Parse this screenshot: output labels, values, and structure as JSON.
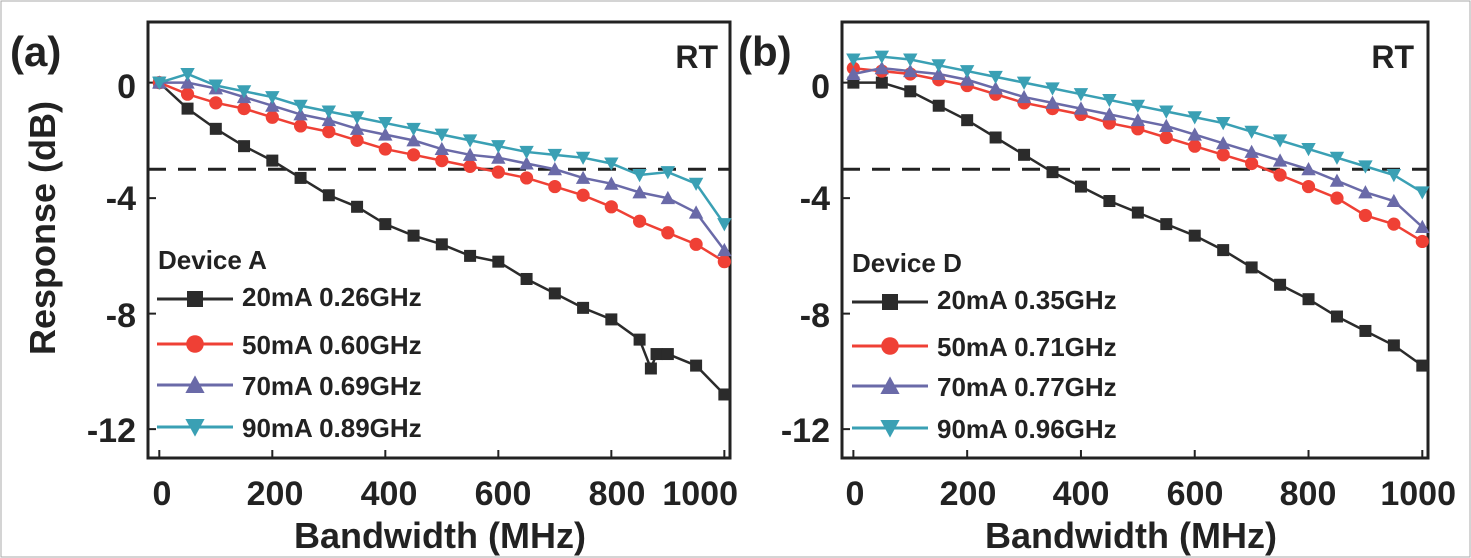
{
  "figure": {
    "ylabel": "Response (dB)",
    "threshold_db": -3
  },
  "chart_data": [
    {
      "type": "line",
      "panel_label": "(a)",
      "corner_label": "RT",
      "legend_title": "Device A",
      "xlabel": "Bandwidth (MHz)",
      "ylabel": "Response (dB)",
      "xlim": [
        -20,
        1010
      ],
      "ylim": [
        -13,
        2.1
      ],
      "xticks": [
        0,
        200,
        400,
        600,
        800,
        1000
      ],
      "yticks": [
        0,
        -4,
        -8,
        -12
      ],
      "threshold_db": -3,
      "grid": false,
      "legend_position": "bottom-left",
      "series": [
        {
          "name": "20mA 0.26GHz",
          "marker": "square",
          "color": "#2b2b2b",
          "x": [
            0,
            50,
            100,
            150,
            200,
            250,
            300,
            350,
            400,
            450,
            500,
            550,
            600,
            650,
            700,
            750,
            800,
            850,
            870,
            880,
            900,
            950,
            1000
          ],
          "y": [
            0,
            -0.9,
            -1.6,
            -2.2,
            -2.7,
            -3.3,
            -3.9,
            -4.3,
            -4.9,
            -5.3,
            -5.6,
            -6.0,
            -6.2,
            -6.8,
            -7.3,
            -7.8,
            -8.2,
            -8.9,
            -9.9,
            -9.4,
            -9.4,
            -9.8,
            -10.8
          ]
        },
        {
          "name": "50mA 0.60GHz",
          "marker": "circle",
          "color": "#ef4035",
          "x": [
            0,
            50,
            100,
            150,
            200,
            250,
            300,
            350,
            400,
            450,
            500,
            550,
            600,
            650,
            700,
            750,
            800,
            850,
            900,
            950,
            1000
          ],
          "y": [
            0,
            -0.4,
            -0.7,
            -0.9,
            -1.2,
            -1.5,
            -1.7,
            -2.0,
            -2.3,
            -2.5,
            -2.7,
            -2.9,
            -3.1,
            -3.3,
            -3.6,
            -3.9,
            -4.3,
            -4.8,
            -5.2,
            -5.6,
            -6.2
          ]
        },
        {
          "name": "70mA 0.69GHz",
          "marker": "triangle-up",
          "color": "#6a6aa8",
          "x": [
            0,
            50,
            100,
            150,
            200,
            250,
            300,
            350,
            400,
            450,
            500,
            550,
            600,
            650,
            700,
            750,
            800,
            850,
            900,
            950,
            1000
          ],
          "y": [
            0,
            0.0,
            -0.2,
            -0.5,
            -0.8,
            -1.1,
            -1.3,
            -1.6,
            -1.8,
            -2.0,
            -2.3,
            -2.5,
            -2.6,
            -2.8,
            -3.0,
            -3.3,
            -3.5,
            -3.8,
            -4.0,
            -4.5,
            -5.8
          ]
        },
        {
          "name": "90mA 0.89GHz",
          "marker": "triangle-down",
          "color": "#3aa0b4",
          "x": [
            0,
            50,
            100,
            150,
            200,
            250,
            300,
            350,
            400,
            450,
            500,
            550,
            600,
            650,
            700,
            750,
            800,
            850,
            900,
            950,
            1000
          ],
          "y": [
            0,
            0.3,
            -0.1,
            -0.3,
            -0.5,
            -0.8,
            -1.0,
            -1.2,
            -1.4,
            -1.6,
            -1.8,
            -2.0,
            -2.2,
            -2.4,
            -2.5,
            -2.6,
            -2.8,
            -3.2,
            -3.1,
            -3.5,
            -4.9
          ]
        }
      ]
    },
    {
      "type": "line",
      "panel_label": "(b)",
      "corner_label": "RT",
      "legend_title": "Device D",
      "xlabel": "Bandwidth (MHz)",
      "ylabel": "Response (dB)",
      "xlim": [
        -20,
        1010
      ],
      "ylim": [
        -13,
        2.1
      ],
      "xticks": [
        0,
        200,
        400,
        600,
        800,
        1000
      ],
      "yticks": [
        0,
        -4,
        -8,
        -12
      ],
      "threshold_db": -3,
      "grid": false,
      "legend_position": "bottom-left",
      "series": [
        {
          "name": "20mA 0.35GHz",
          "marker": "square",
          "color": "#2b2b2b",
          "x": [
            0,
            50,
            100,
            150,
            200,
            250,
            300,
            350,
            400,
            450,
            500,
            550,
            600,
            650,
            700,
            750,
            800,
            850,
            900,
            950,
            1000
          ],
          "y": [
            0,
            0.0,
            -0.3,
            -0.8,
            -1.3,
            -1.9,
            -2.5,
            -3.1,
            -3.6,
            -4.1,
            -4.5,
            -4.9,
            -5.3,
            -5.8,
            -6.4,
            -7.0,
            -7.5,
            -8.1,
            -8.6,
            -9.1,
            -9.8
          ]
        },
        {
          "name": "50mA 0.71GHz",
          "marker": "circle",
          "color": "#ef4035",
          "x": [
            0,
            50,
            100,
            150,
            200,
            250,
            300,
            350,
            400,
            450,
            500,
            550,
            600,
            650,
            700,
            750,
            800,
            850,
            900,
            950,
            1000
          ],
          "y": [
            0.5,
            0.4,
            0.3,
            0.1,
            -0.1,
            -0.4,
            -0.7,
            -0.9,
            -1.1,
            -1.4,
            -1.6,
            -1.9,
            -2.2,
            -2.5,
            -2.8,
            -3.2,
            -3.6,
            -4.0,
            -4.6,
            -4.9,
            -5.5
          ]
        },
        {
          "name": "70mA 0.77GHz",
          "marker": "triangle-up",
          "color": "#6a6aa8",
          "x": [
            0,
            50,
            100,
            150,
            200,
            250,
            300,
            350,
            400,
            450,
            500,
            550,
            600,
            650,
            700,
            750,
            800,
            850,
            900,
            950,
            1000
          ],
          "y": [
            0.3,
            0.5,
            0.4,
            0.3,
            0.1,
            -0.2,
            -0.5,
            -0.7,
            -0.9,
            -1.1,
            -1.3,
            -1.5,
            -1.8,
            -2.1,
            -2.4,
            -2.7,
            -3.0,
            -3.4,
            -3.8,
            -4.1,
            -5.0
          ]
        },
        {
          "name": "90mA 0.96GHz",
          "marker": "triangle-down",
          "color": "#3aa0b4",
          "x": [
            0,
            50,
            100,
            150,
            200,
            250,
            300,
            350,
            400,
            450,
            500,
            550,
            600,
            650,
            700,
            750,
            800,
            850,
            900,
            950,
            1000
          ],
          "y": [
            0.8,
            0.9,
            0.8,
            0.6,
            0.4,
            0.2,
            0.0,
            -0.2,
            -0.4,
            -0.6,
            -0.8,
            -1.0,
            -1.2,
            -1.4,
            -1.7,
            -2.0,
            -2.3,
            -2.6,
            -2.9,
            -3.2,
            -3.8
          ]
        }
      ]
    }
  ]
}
---
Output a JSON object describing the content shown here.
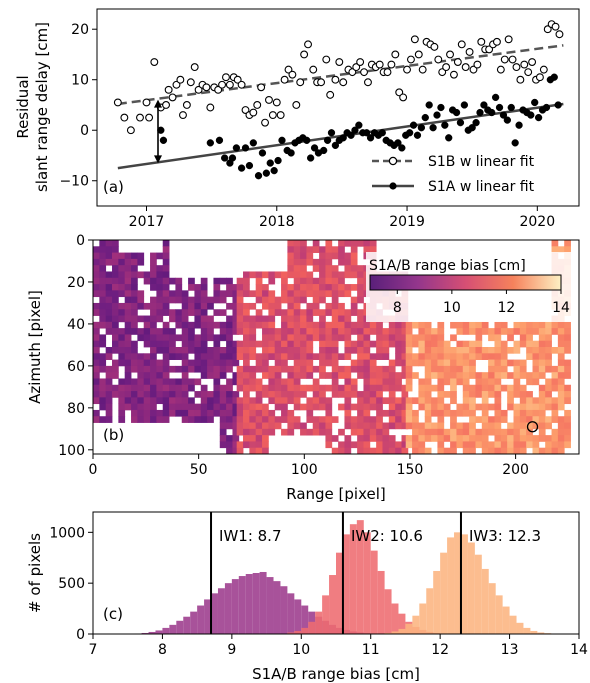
--
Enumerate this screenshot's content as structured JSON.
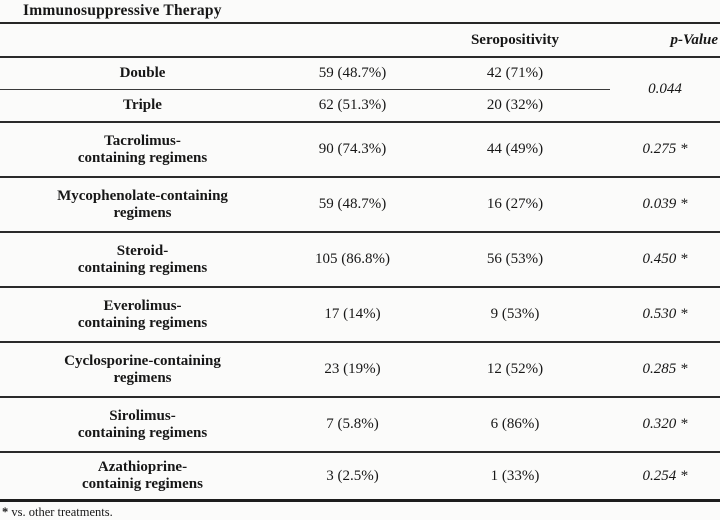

EXERCISE AIM: From the listing above, copy every line that holds the string "content".

FULL OUTPUT:
Output a JSON object describing the content shown here.
Enumerate this screenshot's content as structured JSON.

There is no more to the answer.